## Stated goal:
Can the data below be set down again exactly, line for line?
----- Input data -----
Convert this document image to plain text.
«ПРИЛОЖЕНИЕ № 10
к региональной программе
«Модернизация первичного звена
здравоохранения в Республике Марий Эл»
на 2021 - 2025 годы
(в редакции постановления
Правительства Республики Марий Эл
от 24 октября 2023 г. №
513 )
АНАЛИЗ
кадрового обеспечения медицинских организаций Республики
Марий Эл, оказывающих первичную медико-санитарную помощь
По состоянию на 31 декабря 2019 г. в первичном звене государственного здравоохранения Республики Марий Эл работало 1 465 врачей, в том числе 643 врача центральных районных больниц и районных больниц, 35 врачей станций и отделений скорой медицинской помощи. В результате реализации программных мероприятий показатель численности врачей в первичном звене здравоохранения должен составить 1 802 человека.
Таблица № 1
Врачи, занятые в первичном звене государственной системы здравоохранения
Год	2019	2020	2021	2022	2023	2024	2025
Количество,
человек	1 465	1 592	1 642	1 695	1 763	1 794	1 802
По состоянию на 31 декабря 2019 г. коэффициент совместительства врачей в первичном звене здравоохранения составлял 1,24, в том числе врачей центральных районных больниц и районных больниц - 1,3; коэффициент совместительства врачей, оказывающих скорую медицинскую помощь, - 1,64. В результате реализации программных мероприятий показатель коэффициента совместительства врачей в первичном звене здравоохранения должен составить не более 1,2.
-----
## Full output:
Convert this document image to plain text.
«ПРИЛОЖЕНИЕ № 10
к региональной программе
«Модернизация первичного звена
здравоохранения в Республике Марий Эл»
на 2021 - 2025 годы
(в редакции постановления
Правительства Республики Марий Эл
от 24 октября 2023 г. №
513 )
АНАЛИЗ
кадрового обеспечения медицинских организаций Республики
Марий Эл, оказывающих первичную медико-санитарную помощь
По состоянию на 31 декабря 2019 г. в первичном звене государственного здравоохранения Республики Марий Эл работало 1 465 врачей, в том числе 643 врача центральных районных больниц и районных больниц, 35 врачей станций и отделений скорой медицинской помощи. В результате реализации программных мероприятий показатель численности врачей в первичном звене здравоохранения должен составить 1 802 человека.
Таблица № 1
Врачи, занятые в первичном звене государственной системы здравоохранения
Год	2019	2020	2021	2022	2023	2024	2025
Количество,
человек	1 465	1 592	1 642	1 695	1 763	1 794	1 802
По состоянию на 31 декабря 2019 г. коэффициент совместительства врачей в первичном звене здравоохранения составлял 1,24, в том числе врачей центральных районных больниц и районных больниц - 1,3; коэффициент совместительства врачей, оказывающих скорую медицинскую помощь, - 1,64. В результате реализации программных мероприятий показатель коэффициента совместительства врачей в первичном звене здравоохранения должен составить не более 1,2.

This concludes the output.